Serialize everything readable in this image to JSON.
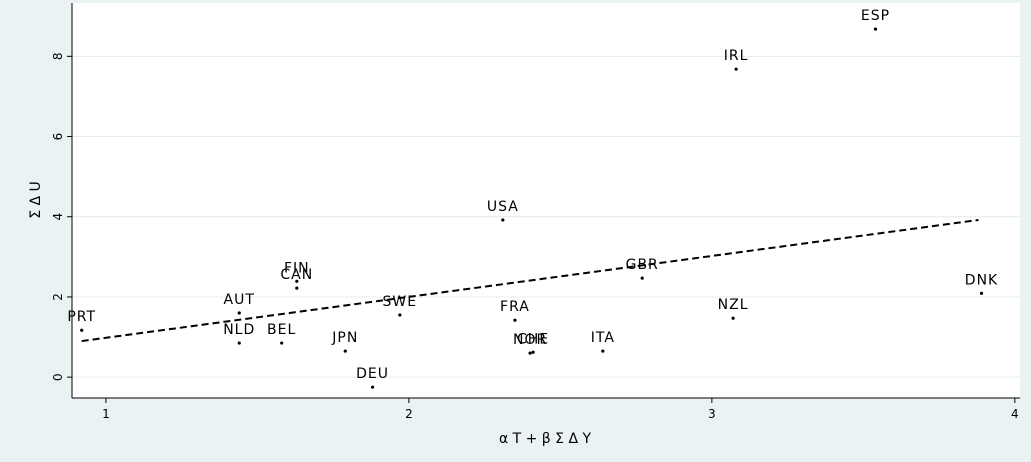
{
  "chart_data": {
    "type": "scatter",
    "x_label": "α T + β Σ Δ Y",
    "y_label": "Σ Δ U",
    "point_labels": [
      "PRT",
      "AUT",
      "NLD",
      "BEL",
      "FIN",
      "CAN",
      "JPN",
      "DEU",
      "SWE",
      "USA",
      "FRA",
      "CHE",
      "NOR",
      "ITA",
      "GBR",
      "NZL",
      "IRL",
      "ESP",
      "DNK"
    ],
    "x": [
      0.92,
      1.44,
      1.44,
      1.58,
      1.63,
      1.63,
      1.79,
      1.88,
      1.97,
      2.31,
      2.35,
      2.41,
      2.4,
      2.64,
      2.77,
      3.07,
      3.08,
      3.54,
      3.89
    ],
    "values": [
      1.17,
      1.6,
      0.85,
      0.85,
      2.39,
      2.22,
      0.65,
      -0.25,
      1.55,
      3.92,
      1.42,
      0.62,
      0.6,
      0.65,
      2.47,
      1.47,
      7.68,
      8.68,
      2.09
    ],
    "color": "#000000",
    "fit": {
      "x": [
        0.92,
        3.88
      ],
      "values": [
        0.9,
        3.92
      ],
      "color": "#000000",
      "dashed": true
    },
    "xlim": [
      0.888,
      4.017
    ],
    "ylim": [
      -0.52,
      9.33
    ],
    "xticks": [
      1,
      2,
      3,
      4
    ],
    "yticks": [
      0,
      2,
      4,
      6,
      8
    ],
    "grid": true
  }
}
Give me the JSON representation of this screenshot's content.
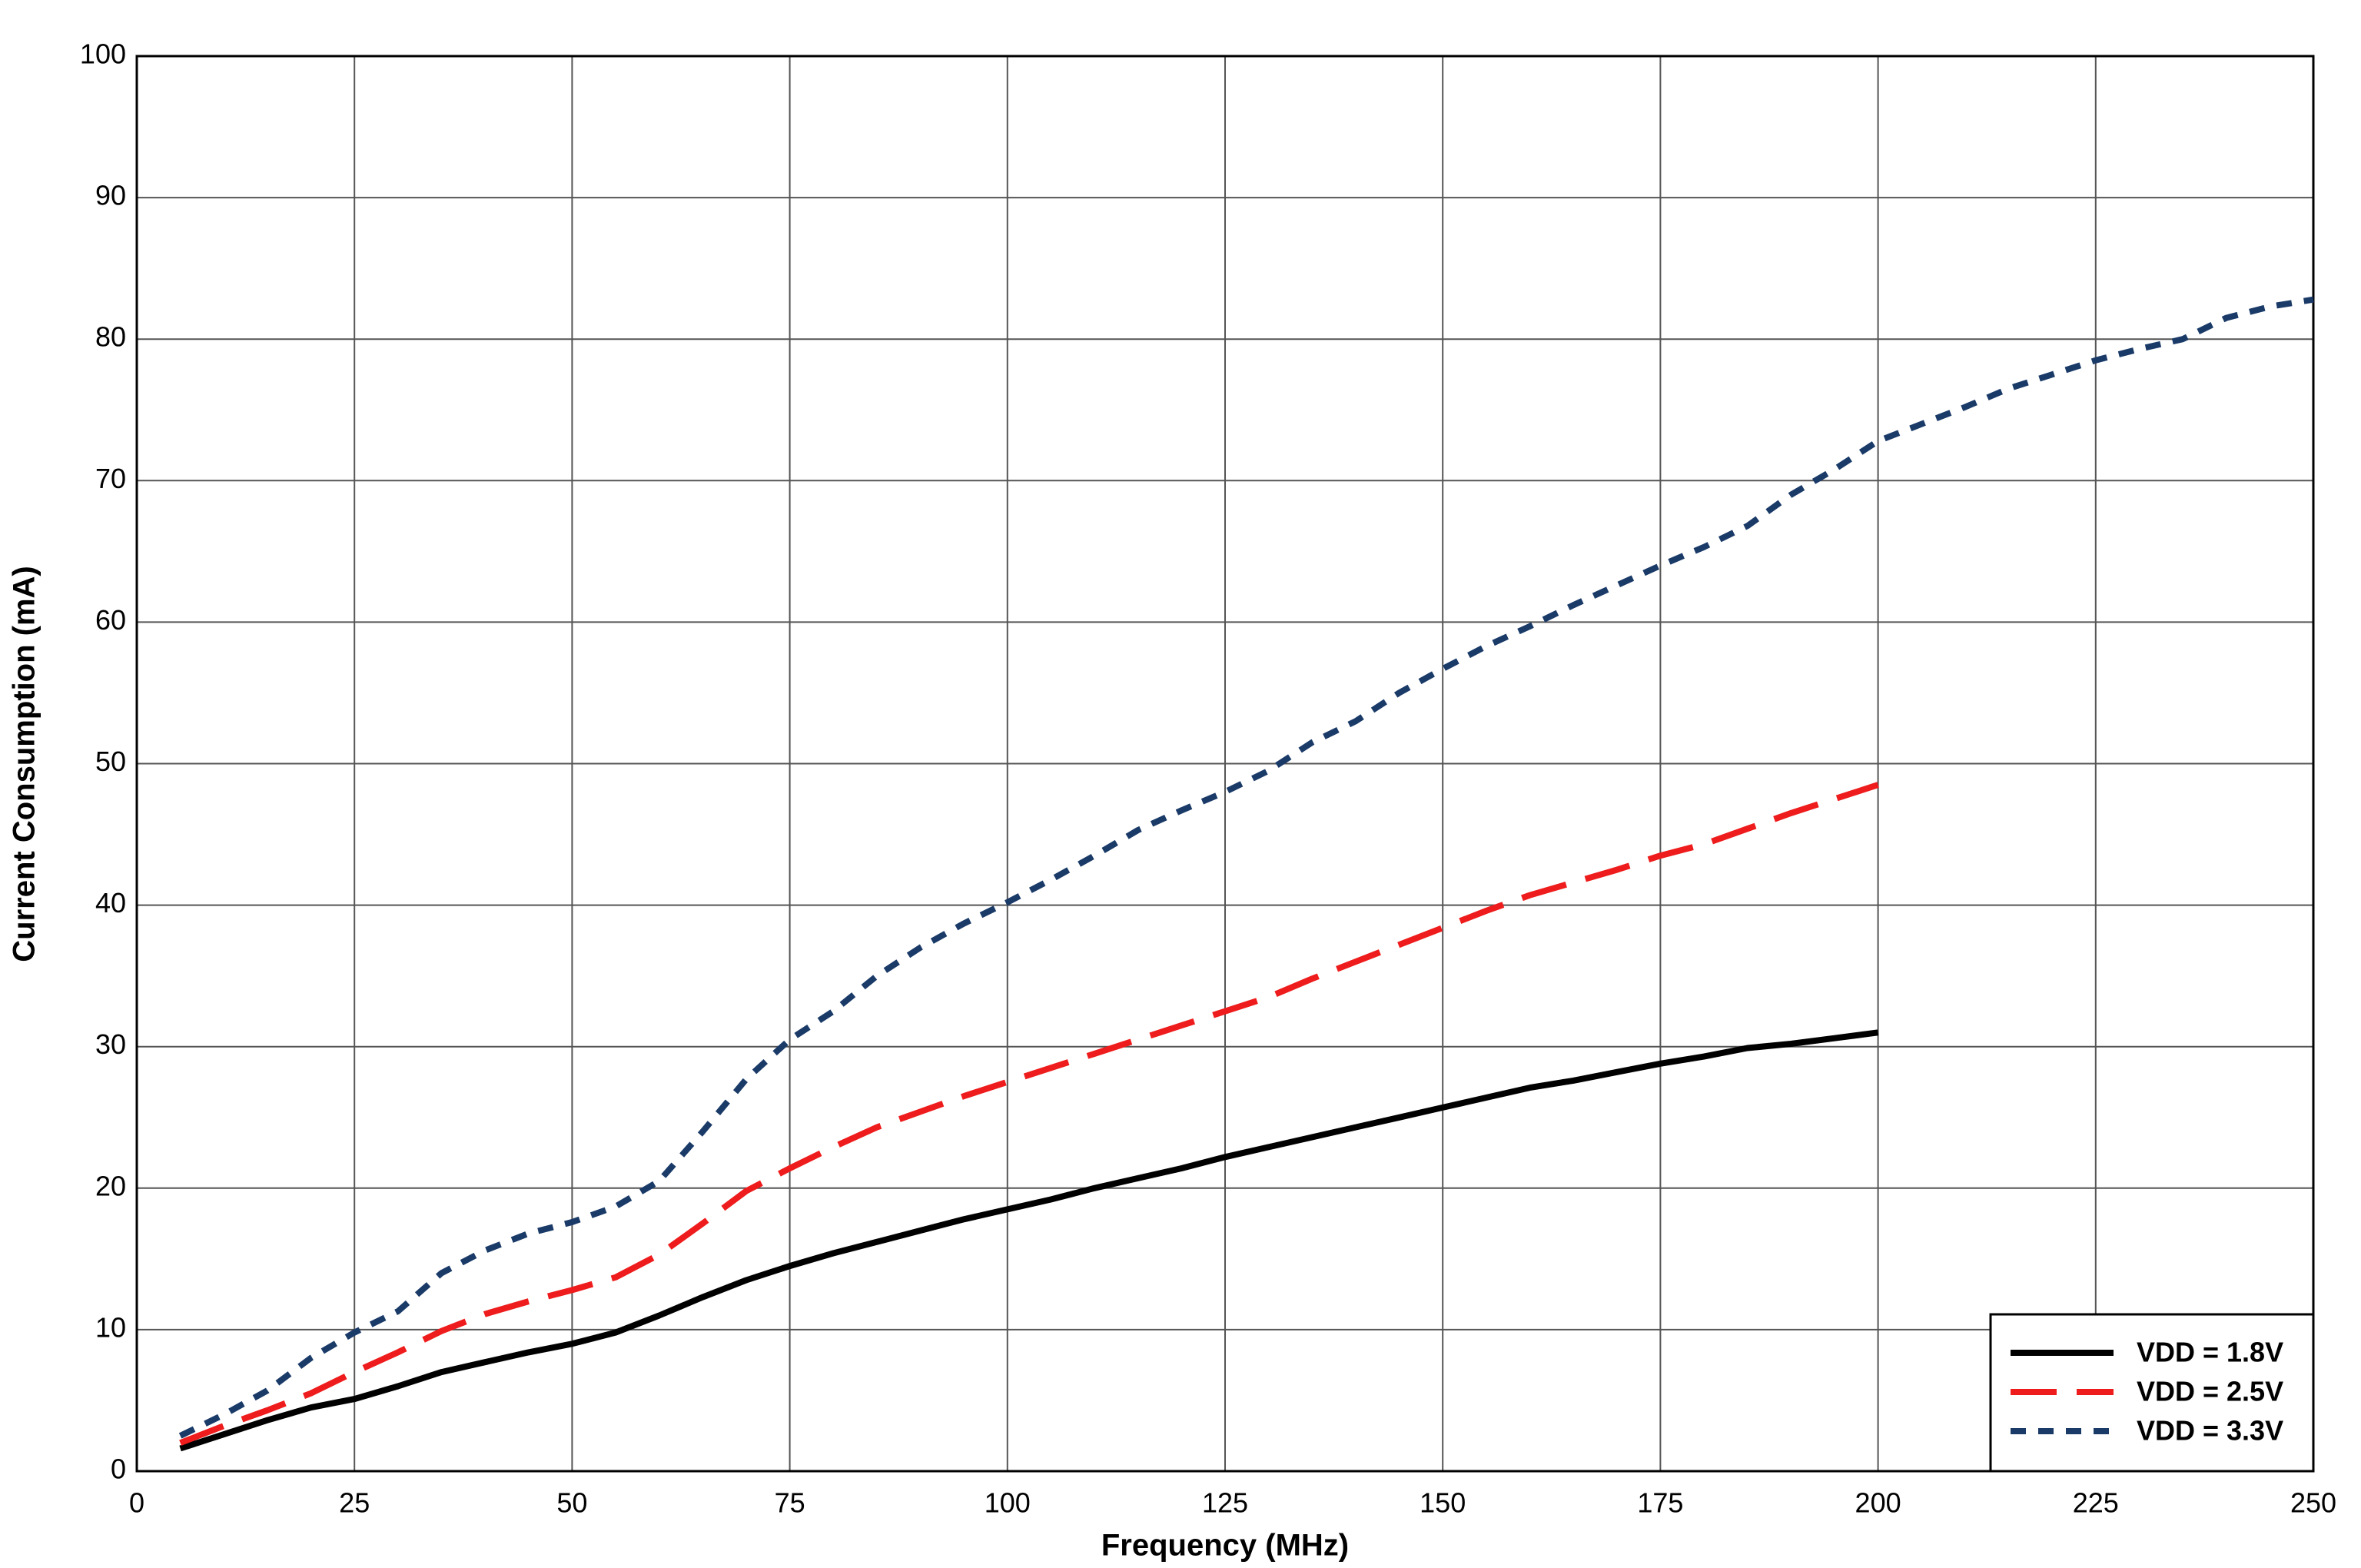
{
  "chart_data": {
    "type": "line",
    "xlabel": "Frequency (MHz)",
    "ylabel": "Current Consumption (mA)",
    "xlim": [
      0,
      250
    ],
    "xticks": [
      0,
      25,
      50,
      75,
      100,
      125,
      150,
      175,
      200,
      225,
      250
    ],
    "ylim": [
      0,
      100
    ],
    "yticks": [
      0,
      10,
      20,
      30,
      40,
      50,
      60,
      70,
      80,
      90,
      100
    ],
    "grid": true,
    "legend": "lower right",
    "series": [
      {
        "name": "VDD = 1.8V",
        "color": "#000000",
        "linestyle": "solid",
        "x": [
          5,
          10,
          15,
          20,
          25,
          30,
          35,
          40,
          45,
          50,
          55,
          60,
          65,
          70,
          75,
          80,
          85,
          90,
          95,
          100,
          105,
          110,
          115,
          120,
          125,
          130,
          135,
          140,
          145,
          150,
          155,
          160,
          165,
          170,
          175,
          180,
          185,
          190,
          195,
          200
        ],
        "values": [
          1.6,
          2.6,
          3.6,
          4.5,
          5.1,
          6.0,
          7.0,
          7.7,
          8.4,
          9.0,
          9.8,
          11.0,
          12.3,
          13.5,
          14.5,
          15.4,
          16.2,
          17.0,
          17.8,
          18.5,
          19.2,
          20.0,
          20.7,
          21.4,
          22.2,
          22.9,
          23.6,
          24.3,
          25.0,
          25.7,
          26.4,
          27.1,
          27.6,
          28.2,
          28.8,
          29.3,
          29.9,
          30.2,
          30.6,
          31.0
        ]
      },
      {
        "name": "VDD = 2.5V",
        "color": "#ee1c1c",
        "linestyle": "dashed",
        "x": [
          5,
          10,
          15,
          20,
          25,
          30,
          35,
          40,
          45,
          50,
          55,
          60,
          65,
          70,
          75,
          80,
          85,
          90,
          95,
          100,
          105,
          110,
          115,
          120,
          125,
          130,
          135,
          140,
          145,
          150,
          155,
          160,
          165,
          170,
          175,
          180,
          185,
          190,
          195,
          200
        ],
        "values": [
          2.0,
          3.2,
          4.3,
          5.5,
          7.0,
          8.4,
          9.9,
          11.1,
          12.0,
          12.8,
          13.7,
          15.3,
          17.5,
          19.8,
          21.4,
          22.9,
          24.3,
          25.4,
          26.5,
          27.5,
          28.5,
          29.5,
          30.5,
          31.5,
          32.5,
          33.5,
          34.8,
          36.0,
          37.2,
          38.4,
          39.6,
          40.7,
          41.6,
          42.5,
          43.5,
          44.3,
          45.4,
          46.5,
          47.5,
          48.5
        ]
      },
      {
        "name": "VDD = 3.3V",
        "color": "#1a3a68",
        "linestyle": "dotted",
        "x": [
          5,
          10,
          15,
          20,
          25,
          30,
          35,
          40,
          45,
          50,
          55,
          60,
          65,
          70,
          75,
          80,
          85,
          90,
          95,
          100,
          105,
          110,
          115,
          120,
          125,
          130,
          135,
          140,
          145,
          150,
          155,
          160,
          165,
          170,
          175,
          180,
          185,
          190,
          195,
          200,
          205,
          210,
          215,
          220,
          225,
          230,
          235,
          240,
          245,
          250
        ],
        "values": [
          2.5,
          4.0,
          5.7,
          8.0,
          9.8,
          11.3,
          14.0,
          15.6,
          16.8,
          17.6,
          18.7,
          20.5,
          24.0,
          27.7,
          30.5,
          32.5,
          35.0,
          37.0,
          38.7,
          40.2,
          41.8,
          43.5,
          45.3,
          46.7,
          48.0,
          49.5,
          51.5,
          53.0,
          55.0,
          56.7,
          58.3,
          59.7,
          61.2,
          62.6,
          64.0,
          65.3,
          66.8,
          69.0,
          70.8,
          72.8,
          74.0,
          75.2,
          76.5,
          77.5,
          78.5,
          79.3,
          80.0,
          81.5,
          82.3,
          82.8
        ]
      }
    ]
  }
}
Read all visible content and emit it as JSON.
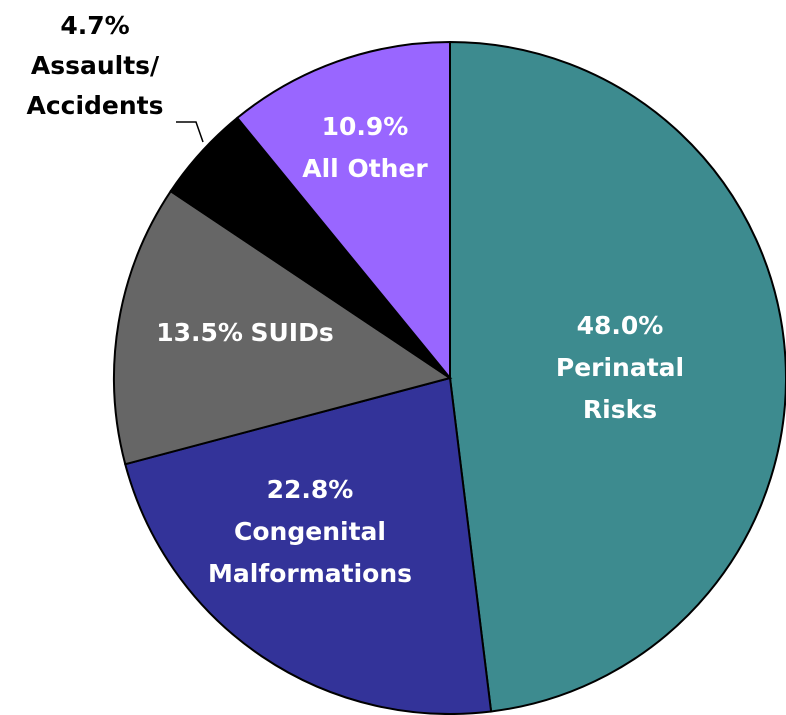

Problem statement:
Quote the data exactly, leaving every image out of the copy.

Written solution:
Serialize everything readable in this image to JSON.
{
  "chart_data": {
    "type": "scatter",
    "x_label": "α T + β Σ Δ Y",
    "y_label": "Σ Δ U",
    "point_labels": [
      "PRT",
      "AUT",
      "NLD",
      "BEL",
      "FIN",
      "CAN",
      "JPN",
      "DEU",
      "SWE",
      "USA",
      "FRA",
      "CHE",
      "NOR",
      "ITA",
      "GBR",
      "NZL",
      "IRL",
      "ESP",
      "DNK"
    ],
    "x": [
      0.92,
      1.44,
      1.44,
      1.58,
      1.63,
      1.63,
      1.79,
      1.88,
      1.97,
      2.31,
      2.35,
      2.41,
      2.4,
      2.64,
      2.77,
      3.07,
      3.08,
      3.54,
      3.89
    ],
    "values": [
      1.17,
      1.6,
      0.85,
      0.85,
      2.39,
      2.22,
      0.65,
      -0.25,
      1.55,
      3.92,
      1.42,
      0.62,
      0.6,
      0.65,
      2.47,
      1.47,
      7.68,
      8.68,
      2.09
    ],
    "color": "#000000",
    "fit": {
      "x": [
        0.92,
        3.88
      ],
      "values": [
        0.9,
        3.92
      ],
      "color": "#000000",
      "dashed": true
    },
    "xlim": [
      0.888,
      4.017
    ],
    "ylim": [
      -0.52,
      9.33
    ],
    "xticks": [
      1,
      2,
      3,
      4
    ],
    "yticks": [
      0,
      2,
      4,
      6,
      8
    ],
    "grid": true
  }
}
Give me the JSON representation of this screenshot's content.
{
  "chart_data": {
    "type": "line",
    "xlabel": "Frequency (MHz)",
    "ylabel": "Current Consumption (mA)",
    "xlim": [
      0,
      250
    ],
    "xticks": [
      0,
      25,
      50,
      75,
      100,
      125,
      150,
      175,
      200,
      225,
      250
    ],
    "ylim": [
      0,
      100
    ],
    "yticks": [
      0,
      10,
      20,
      30,
      40,
      50,
      60,
      70,
      80,
      90,
      100
    ],
    "grid": true,
    "legend": "lower right",
    "series": [
      {
        "name": "VDD = 1.8V",
        "color": "#000000",
        "linestyle": "solid",
        "x": [
          5,
          10,
          15,
          20,
          25,
          30,
          35,
          40,
          45,
          50,
          55,
          60,
          65,
          70,
          75,
          80,
          85,
          90,
          95,
          100,
          105,
          110,
          115,
          120,
          125,
          130,
          135,
          140,
          145,
          150,
          155,
          160,
          165,
          170,
          175,
          180,
          185,
          190,
          195,
          200
        ],
        "values": [
          1.6,
          2.6,
          3.6,
          4.5,
          5.1,
          6.0,
          7.0,
          7.7,
          8.4,
          9.0,
          9.8,
          11.0,
          12.3,
          13.5,
          14.5,
          15.4,
          16.2,
          17.0,
          17.8,
          18.5,
          19.2,
          20.0,
          20.7,
          21.4,
          22.2,
          22.9,
          23.6,
          24.3,
          25.0,
          25.7,
          26.4,
          27.1,
          27.6,
          28.2,
          28.8,
          29.3,
          29.9,
          30.2,
          30.6,
          31.0
        ]
      },
      {
        "name": "VDD = 2.5V",
        "color": "#ee1c1c",
        "linestyle": "dashed",
        "x": [
          5,
          10,
          15,
          20,
          25,
          30,
          35,
          40,
          45,
          50,
          55,
          60,
          65,
          70,
          75,
          80,
          85,
          90,
          95,
          100,
          105,
          110,
          115,
          120,
          125,
          130,
          135,
          140,
          145,
          150,
          155,
          160,
          165,
          170,
          175,
          180,
          185,
          190,
          195,
          200
        ],
        "values": [
          2.0,
          3.2,
          4.3,
          5.5,
          7.0,
          8.4,
          9.9,
          11.1,
          12.0,
          12.8,
          13.7,
          15.3,
          17.5,
          19.8,
          21.4,
          22.9,
          24.3,
          25.4,
          26.5,
          27.5,
          28.5,
          29.5,
          30.5,
          31.5,
          32.5,
          33.5,
          34.8,
          36.0,
          37.2,
          38.4,
          39.6,
          40.7,
          41.6,
          42.5,
          43.5,
          44.3,
          45.4,
          46.5,
          47.5,
          48.5
        ]
      },
      {
        "name": "VDD = 3.3V",
        "color": "#1a3a68",
        "linestyle": "dotted",
        "x": [
          5,
          10,
          15,
          20,
          25,
          30,
          35,
          40,
          45,
          50,
          55,
          60,
          65,
          70,
          75,
          80,
          85,
          90,
          95,
          100,
          105,
          110,
          115,
          120,
          125,
          130,
          135,
          140,
          145,
          150,
          155,
          160,
          165,
          170,
          175,
          180,
          185,
          190,
          195,
          200,
          205,
          210,
          215,
          220,
          225,
          230,
          235,
          240,
          245,
          250
        ],
        "values": [
          2.5,
          4.0,
          5.7,
          8.0,
          9.8,
          11.3,
          14.0,
          15.6,
          16.8,
          17.6,
          18.7,
          20.5,
          24.0,
          27.7,
          30.5,
          32.5,
          35.0,
          37.0,
          38.7,
          40.2,
          41.8,
          43.5,
          45.3,
          46.7,
          48.0,
          49.5,
          51.5,
          53.0,
          55.0,
          56.7,
          58.3,
          59.7,
          61.2,
          62.6,
          64.0,
          65.3,
          66.8,
          69.0,
          70.8,
          72.8,
          74.0,
          75.2,
          76.5,
          77.5,
          78.5,
          79.3,
          80.0,
          81.5,
          82.3,
          82.8
        ]
      }
    ]
  }
}
Read all visible content and emit it as JSON.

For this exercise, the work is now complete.